What is expected
Repeat each line exactly as it is written.

Stored entries:
--- BEGIN ---

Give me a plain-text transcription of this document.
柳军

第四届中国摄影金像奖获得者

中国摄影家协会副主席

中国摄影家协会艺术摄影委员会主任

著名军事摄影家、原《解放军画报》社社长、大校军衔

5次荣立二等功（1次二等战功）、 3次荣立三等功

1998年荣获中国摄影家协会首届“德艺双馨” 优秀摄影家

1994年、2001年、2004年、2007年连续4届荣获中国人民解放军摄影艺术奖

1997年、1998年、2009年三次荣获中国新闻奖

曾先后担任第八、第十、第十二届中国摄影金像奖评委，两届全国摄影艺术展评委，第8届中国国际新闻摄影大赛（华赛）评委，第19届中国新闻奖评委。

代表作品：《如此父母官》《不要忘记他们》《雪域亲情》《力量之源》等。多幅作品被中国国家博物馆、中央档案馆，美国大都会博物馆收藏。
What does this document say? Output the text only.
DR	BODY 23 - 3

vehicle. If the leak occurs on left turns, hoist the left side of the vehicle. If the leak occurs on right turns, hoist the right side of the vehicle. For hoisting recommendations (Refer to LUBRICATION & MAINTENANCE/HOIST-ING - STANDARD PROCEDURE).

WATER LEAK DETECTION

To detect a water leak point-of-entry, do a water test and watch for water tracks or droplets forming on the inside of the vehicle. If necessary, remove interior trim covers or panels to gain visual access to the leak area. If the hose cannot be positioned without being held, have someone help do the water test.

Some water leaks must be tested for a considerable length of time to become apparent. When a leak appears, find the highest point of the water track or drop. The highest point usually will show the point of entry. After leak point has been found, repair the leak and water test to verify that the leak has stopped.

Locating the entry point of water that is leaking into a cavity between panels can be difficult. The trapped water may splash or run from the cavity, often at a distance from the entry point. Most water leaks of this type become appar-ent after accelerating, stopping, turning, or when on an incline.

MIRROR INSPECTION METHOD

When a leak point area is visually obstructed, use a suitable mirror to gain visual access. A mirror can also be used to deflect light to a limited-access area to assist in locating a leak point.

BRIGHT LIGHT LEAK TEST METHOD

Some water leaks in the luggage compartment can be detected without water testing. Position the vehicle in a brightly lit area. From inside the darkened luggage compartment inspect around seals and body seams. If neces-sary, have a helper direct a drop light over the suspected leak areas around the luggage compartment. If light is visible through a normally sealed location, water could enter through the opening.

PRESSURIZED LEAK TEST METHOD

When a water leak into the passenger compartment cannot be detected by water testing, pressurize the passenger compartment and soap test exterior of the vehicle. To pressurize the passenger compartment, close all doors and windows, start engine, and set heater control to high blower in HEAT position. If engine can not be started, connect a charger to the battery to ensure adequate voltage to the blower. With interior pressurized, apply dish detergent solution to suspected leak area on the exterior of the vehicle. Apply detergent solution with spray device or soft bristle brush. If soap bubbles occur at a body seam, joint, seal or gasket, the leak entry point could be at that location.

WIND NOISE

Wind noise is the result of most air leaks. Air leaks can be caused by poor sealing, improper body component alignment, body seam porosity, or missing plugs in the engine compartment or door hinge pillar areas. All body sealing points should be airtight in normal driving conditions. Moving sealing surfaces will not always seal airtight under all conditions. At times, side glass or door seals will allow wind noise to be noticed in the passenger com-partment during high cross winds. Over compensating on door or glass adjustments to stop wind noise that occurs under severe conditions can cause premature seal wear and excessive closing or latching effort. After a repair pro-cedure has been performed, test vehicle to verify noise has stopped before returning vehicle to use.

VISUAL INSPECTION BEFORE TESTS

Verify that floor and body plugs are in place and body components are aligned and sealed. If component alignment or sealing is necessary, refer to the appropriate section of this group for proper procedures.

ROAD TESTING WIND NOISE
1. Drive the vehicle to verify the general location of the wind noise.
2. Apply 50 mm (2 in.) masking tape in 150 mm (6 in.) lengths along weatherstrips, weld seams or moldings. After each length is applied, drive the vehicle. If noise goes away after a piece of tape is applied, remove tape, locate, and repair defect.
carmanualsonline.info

--- END ---

Problem solution
Give me a plain-text transcription of this document.
柳军

第四届中国摄影金像奖获得者

中国摄影家协会副主席

中国摄影家协会艺术摄影委员会主任

著名军事摄影家、原《解放军画报》社社长、大校军衔

5次荣立二等功（1次二等战功）、 3次荣立三等功

1998年荣获中国摄影家协会首届“德艺双馨” 优秀摄影家

1994年、2001年、2004年、2007年连续4届荣获中国人民解放军摄影艺术奖

1997年、1998年、2009年三次荣获中国新闻奖

曾先后担任第八、第十、第十二届中国摄影金像奖评委，两届全国摄影艺术展评委，第8届中国国际新闻摄影大赛（华赛）评委，第19届中国新闻奖评委。

代表作品：《如此父母官》《不要忘记他们》《雪域亲情》《力量之源》等。多幅作品被中国国家博物馆、中央档案馆，美国大都会博物馆收藏。
What does this document say? Output the text only.
DR	BODY 23 - 3

vehicle. If the leak occurs on left turns, hoist the left side of the vehicle. If the leak occurs on right turns, hoist the right side of the vehicle. For hoisting recommendations (Refer to LUBRICATION & MAINTENANCE/HOIST-ING - STANDARD PROCEDURE).

WATER LEAK DETECTION

To detect a water leak point-of-entry, do a water test and watch for water tracks or droplets forming on the inside of the vehicle. If necessary, remove interior trim covers or panels to gain visual access to the leak area. If the hose cannot be positioned without being held, have someone help do the water test.

Some water leaks must be tested for a considerable length of time to become apparent. When a leak appears, find the highest point of the water track or drop. The highest point usually will show the point of entry. After leak point has been found, repair the leak and water test to verify that the leak has stopped.

Locating the entry point of water that is leaking into a cavity between panels can be difficult. The trapped water may splash or run from the cavity, often at a distance from the entry point. Most water leaks of this type become appar-ent after accelerating, stopping, turning, or when on an incline.

MIRROR INSPECTION METHOD

When a leak point area is visually obstructed, use a suitable mirror to gain visual access. A mirror can also be used to deflect light to a limited-access area to assist in locating a leak point.

BRIGHT LIGHT LEAK TEST METHOD

Some water leaks in the luggage compartment can be detected without water testing. Position the vehicle in a brightly lit area. From inside the darkened luggage compartment inspect around seals and body seams. If neces-sary, have a helper direct a drop light over the suspected leak areas around the luggage compartment. If light is visible through a normally sealed location, water could enter through the opening.

PRESSURIZED LEAK TEST METHOD

When a water leak into the passenger compartment cannot be detected by water testing, pressurize the passenger compartment and soap test exterior of the vehicle. To pressurize the passenger compartment, close all doors and windows, start engine, and set heater control to high blower in HEAT position. If engine can not be started, connect a charger to the battery to ensure adequate voltage to the blower. With interior pressurized, apply dish detergent solution to suspected leak area on the exterior of the vehicle. Apply detergent solution with spray device or soft bristle brush. If soap bubbles occur at a body seam, joint, seal or gasket, the leak entry point could be at that location.

WIND NOISE

Wind noise is the result of most air leaks. Air leaks can be caused by poor sealing, improper body component alignment, body seam porosity, or missing plugs in the engine compartment or door hinge pillar areas. All body sealing points should be airtight in normal driving conditions. Moving sealing surfaces will not always seal airtight under all conditions. At times, side glass or door seals will allow wind noise to be noticed in the passenger com-partment during high cross winds. Over compensating on door or glass adjustments to stop wind noise that occurs under severe conditions can cause premature seal wear and excessive closing or latching effort. After a repair pro-cedure has been performed, test vehicle to verify noise has stopped before returning vehicle to use.

VISUAL INSPECTION BEFORE TESTS

Verify that floor and body plugs are in place and body components are aligned and sealed. If component alignment or sealing is necessary, refer to the appropriate section of this group for proper procedures.

ROAD TESTING WIND NOISE
1. Drive the vehicle to verify the general location of the wind noise.
2. Apply 50 mm (2 in.) masking tape in 150 mm (6 in.) lengths along weatherstrips, weld seams or moldings. After each length is applied, drive the vehicle. If noise goes away after a piece of tape is applied, remove tape, locate, and repair defect.
carmanualsonline.info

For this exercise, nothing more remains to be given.